Set of tasks:
• a. In the article on the IDB innovation grants below, how many submissions did the jury choose the four winning projects from?
• b. Continue the article on the IDB innovation grants below, starting right after its final sentence.

Page extract:
----
Skip to main content

Organizations from Ecuador, El Salvador, Haiti, Honduras and Nicaragua win IDB grants for innovations to help the poor

ASUNCION, Paraguay  – Four pilot innovation projects will be financed by grants from the Inter-American Development Bank to improve the quality of life of the poor in Latin America and the Caribbean. The grant winners are international and regional organizations and the projects will be carried out in five different countries in the region.

 

IDB President Luis Alberto Moreno today presented the awards for projects in Ecuador, El Salvador, Haiti, Honduras and Nicaragua at a ceremony during the Microenterprise Forum, which is taking place October 8-10.

 

Many promising technologies do not reach the poor because of lack of communication or resources. A new IDB program tries to help bridge the gap by bringing innovators in developing and developed countries together with those who can benefit from the innovations. Often, those who produce technological solutions do not know that their inventions can benefit the problems of the poor, while the poor do not know that the technology exists.

 

The grant program “Innovation for Inclusive Development” is cosponsored by the Italian Trust Fund on Information and Communication Technologies and the IDB Fund for Special Operations.

The call was open to pilot projects new technologies, a new use or invention based on existing technologies featuring the adaptation and/or application of existing technologies to the needs of communities or to the local environmental, geographical or geological conditions, or the identification of new business models for large-scale use of innovative applications and tools accessible to the poor.

 

A special emphasis on private sector participation led to almost a third of the projects being submitted by private companies, while outreach to organizations in all IDB member countries allowed for fruitful collaboration between institutions in developing and developed countries.

 

An international jury including representatives from the academia, innovation, venture capital and technology fields selected the top four projects out of a total of 141 submissions.

 

Grants were awarded to the following projects:

 

* Building Haiti’s Value Chain: Growing, Processing, and Providing Nutritious Foods

 

Seeking to improve both childhood nutrition and the agricultural value chain, Meds and Food for Kids http://www.medsandfoodforkids.org (U.S./Haiti) will first enhance the Haitian peanut production through the UNICEF certification for food safety, which will allow domestic peanuts to be used in the production of export-grade Medika Mamba (“peanut butter medicine”), or Ready-to-Use Therapeutic Food (RUTF). In turn, this will allow Haitian-produced RUTF to be sold to UNICEF and other organizations working in Haiti; it will provide steady income to the mostly subsistence-level peanut farmers; and it will improve the access of Haiti’s children to this nutritious food. Currently, less than one per cent of Haiti’s children receive RUTF, while approximately 23% suffer from malnutrition.
----
Excerpted records:

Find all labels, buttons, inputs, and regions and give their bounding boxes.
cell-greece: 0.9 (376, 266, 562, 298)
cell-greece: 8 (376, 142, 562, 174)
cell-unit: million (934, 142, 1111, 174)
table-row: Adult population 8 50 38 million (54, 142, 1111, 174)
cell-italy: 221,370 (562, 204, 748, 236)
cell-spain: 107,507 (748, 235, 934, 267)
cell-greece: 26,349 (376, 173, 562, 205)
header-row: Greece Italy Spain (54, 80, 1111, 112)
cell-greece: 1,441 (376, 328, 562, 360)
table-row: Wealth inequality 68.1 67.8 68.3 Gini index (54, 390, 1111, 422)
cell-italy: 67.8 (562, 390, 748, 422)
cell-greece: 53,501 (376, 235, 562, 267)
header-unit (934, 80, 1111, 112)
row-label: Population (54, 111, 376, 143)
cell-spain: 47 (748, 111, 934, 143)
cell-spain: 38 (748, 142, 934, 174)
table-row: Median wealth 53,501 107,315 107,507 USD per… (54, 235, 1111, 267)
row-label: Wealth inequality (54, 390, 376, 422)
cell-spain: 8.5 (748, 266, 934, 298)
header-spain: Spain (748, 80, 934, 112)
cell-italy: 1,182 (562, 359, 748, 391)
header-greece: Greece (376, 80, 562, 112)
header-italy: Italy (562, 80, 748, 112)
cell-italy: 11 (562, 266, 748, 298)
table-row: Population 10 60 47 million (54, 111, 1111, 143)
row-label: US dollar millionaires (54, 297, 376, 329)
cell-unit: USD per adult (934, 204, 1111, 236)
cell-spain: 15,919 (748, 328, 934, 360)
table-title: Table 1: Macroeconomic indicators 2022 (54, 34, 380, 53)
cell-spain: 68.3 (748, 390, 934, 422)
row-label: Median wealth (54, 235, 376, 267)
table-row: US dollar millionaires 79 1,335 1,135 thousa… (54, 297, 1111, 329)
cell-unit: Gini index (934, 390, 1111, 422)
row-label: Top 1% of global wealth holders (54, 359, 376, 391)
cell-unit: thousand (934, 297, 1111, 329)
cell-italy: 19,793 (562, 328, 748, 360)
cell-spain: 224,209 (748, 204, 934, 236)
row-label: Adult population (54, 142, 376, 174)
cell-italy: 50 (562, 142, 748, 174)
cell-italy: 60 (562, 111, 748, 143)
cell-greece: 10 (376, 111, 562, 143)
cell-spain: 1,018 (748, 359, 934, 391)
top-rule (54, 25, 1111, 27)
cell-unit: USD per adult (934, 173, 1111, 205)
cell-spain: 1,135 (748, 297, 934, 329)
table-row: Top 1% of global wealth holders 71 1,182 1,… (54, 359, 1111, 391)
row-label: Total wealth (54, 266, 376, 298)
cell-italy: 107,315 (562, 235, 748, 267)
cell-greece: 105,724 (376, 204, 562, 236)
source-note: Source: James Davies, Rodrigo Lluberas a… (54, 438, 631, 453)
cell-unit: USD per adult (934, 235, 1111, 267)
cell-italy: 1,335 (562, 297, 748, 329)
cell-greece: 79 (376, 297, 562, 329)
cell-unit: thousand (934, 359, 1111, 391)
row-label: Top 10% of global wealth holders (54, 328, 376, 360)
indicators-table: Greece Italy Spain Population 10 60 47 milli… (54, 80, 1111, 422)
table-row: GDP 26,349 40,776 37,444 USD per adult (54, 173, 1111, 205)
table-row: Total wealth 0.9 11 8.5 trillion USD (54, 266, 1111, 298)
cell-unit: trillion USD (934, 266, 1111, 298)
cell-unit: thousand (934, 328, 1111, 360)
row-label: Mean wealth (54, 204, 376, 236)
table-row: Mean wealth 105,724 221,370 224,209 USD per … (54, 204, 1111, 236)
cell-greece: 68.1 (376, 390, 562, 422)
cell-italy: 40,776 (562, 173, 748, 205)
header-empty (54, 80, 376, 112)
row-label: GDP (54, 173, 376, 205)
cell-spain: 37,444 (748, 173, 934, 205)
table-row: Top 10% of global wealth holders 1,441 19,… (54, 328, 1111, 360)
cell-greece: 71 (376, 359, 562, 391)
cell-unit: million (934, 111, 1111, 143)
----
Numbered responses:
• a. 141 submissions.

• b.
 

* Low-cost open source wireless connectivity

The Politecnico di Torino (Italy) and Fundación Ñambi (Ecuador) http://www.polito.it seek to fill the connectivity gap in the province of Orellana to reduce the isolation of local schools and health facilities, enhance local public services, and generate IT structures and expand the local communities access to know-how. Using long-distance wireless transmitter developed by the university’s iXem Labs, this project will use technology to promote human development in a remote area.  

 

 

* Medical Technology Innovation for Nicaragua

The Massachussetts Institute of Technology Innovations in International Health Initiative is working with their Nicaraguan field partners, CARE and the Nicaraguan Center for Research and Health Studies (CIES) (http://iih.mit.edu)  to narrow the gap in medical technology innovations. The project will produce easily deployable biomedical training kits to allow state-of-the-art biomedical techniques to reach the poor in Nicaragua. The kits employ a variety of breakthrough products such as low-cost diagnostic tools (“Lab on a chip”) and mobile health informatics.

 

* BoliviaMall model in El Salvador and Honduras

DIGIBOL (BoliviaMall.com, EcuadorMall.com, LatinAmericanMalls.com) will implement the BoliviaMall model in El Salvador and Honduras, giving small-scale artisans and other producers access to Internet sales, expanding their potential markets.